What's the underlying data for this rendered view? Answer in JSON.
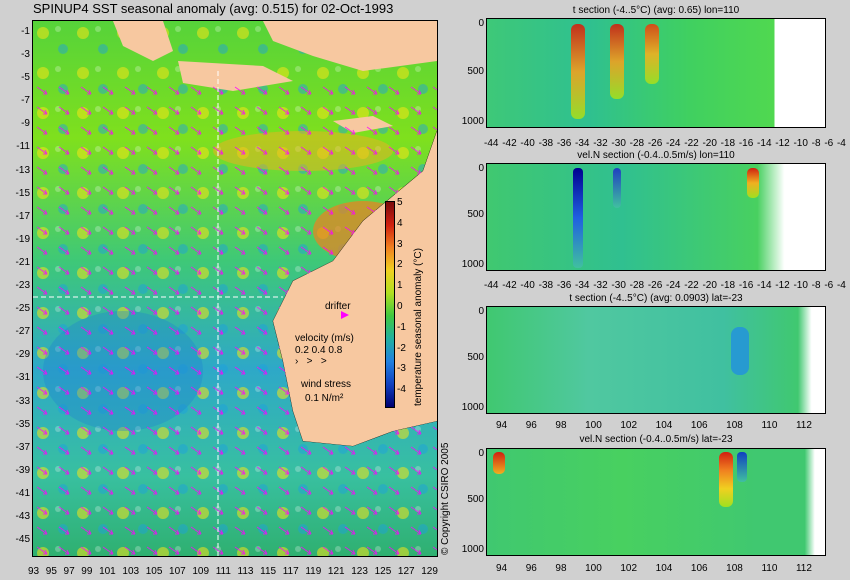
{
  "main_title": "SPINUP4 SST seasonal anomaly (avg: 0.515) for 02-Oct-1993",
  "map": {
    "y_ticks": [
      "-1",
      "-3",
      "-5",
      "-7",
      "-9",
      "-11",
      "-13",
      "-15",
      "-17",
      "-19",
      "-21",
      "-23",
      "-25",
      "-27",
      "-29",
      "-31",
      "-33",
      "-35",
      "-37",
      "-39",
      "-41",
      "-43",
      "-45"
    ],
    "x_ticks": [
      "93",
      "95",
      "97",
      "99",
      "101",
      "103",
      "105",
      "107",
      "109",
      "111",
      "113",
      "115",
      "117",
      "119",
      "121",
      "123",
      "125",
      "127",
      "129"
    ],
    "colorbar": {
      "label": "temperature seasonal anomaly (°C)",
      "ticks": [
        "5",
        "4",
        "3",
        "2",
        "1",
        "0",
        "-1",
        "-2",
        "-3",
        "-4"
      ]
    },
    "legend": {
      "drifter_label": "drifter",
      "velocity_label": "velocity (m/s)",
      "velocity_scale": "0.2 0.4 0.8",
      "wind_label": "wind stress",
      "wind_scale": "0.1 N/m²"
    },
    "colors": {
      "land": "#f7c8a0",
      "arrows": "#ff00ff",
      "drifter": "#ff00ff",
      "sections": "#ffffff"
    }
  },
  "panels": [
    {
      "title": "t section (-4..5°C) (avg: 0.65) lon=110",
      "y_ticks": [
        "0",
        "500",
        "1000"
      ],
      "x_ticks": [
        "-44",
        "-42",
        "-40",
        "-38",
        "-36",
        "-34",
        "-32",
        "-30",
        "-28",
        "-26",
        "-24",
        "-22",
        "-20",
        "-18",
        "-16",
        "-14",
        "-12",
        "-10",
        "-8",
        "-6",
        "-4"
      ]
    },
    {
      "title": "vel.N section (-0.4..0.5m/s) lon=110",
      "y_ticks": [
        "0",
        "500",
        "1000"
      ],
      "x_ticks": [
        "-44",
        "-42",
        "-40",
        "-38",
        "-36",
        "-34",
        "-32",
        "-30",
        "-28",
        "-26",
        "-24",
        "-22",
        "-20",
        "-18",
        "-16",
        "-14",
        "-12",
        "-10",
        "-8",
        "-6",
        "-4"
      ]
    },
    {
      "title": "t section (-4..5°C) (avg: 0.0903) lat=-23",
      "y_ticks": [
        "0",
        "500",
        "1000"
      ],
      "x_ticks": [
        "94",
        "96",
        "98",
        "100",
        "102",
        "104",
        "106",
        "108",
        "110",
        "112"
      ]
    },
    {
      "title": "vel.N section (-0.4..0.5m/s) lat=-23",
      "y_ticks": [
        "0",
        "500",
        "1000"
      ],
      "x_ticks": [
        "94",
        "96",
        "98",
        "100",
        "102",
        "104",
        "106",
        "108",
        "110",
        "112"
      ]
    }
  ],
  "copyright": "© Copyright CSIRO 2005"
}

● **AIM**
Leave out all pictures, then copy the remaining material exactly.

● **FINISHED EXERCISE**
What's the underlying data for this rendered view? Answer in JSON.
{
  "main_title": "SPINUP4 SST seasonal anomaly (avg: 0.515) for 02-Oct-1993",
  "map": {
    "y_ticks": [
      "-1",
      "-3",
      "-5",
      "-7",
      "-9",
      "-11",
      "-13",
      "-15",
      "-17",
      "-19",
      "-21",
      "-23",
      "-25",
      "-27",
      "-29",
      "-31",
      "-33",
      "-35",
      "-37",
      "-39",
      "-41",
      "-43",
      "-45"
    ],
    "x_ticks": [
      "93",
      "95",
      "97",
      "99",
      "101",
      "103",
      "105",
      "107",
      "109",
      "111",
      "113",
      "115",
      "117",
      "119",
      "121",
      "123",
      "125",
      "127",
      "129"
    ],
    "colorbar": {
      "label": "temperature seasonal anomaly (°C)",
      "ticks": [
        "5",
        "4",
        "3",
        "2",
        "1",
        "0",
        "-1",
        "-2",
        "-3",
        "-4"
      ]
    },
    "legend": {
      "drifter_label": "drifter",
      "velocity_label": "velocity (m/s)",
      "velocity_scale": "0.2 0.4 0.8",
      "wind_label": "wind stress",
      "wind_scale": "0.1 N/m²"
    },
    "colors": {
      "land": "#f7c8a0",
      "arrows": "#ff00ff",
      "drifter": "#ff00ff",
      "sections": "#ffffff"
    }
  },
  "panels": [
    {
      "title": "t section (-4..5°C) (avg: 0.65) lon=110",
      "y_ticks": [
        "0",
        "500",
        "1000"
      ],
      "x_ticks": [
        "-44",
        "-42",
        "-40",
        "-38",
        "-36",
        "-34",
        "-32",
        "-30",
        "-28",
        "-26",
        "-24",
        "-22",
        "-20",
        "-18",
        "-16",
        "-14",
        "-12",
        "-10",
        "-8",
        "-6",
        "-4"
      ]
    },
    {
      "title": "vel.N section (-0.4..0.5m/s) lon=110",
      "y_ticks": [
        "0",
        "500",
        "1000"
      ],
      "x_ticks": [
        "-44",
        "-42",
        "-40",
        "-38",
        "-36",
        "-34",
        "-32",
        "-30",
        "-28",
        "-26",
        "-24",
        "-22",
        "-20",
        "-18",
        "-16",
        "-14",
        "-12",
        "-10",
        "-8",
        "-6",
        "-4"
      ]
    },
    {
      "title": "t section (-4..5°C) (avg: 0.0903) lat=-23",
      "y_ticks": [
        "0",
        "500",
        "1000"
      ],
      "x_ticks": [
        "94",
        "96",
        "98",
        "100",
        "102",
        "104",
        "106",
        "108",
        "110",
        "112"
      ]
    },
    {
      "title": "vel.N section (-0.4..0.5m/s) lat=-23",
      "y_ticks": [
        "0",
        "500",
        "1000"
      ],
      "x_ticks": [
        "94",
        "96",
        "98",
        "100",
        "102",
        "104",
        "106",
        "108",
        "110",
        "112"
      ]
    }
  ],
  "copyright": "© Copyright CSIRO 2005"
}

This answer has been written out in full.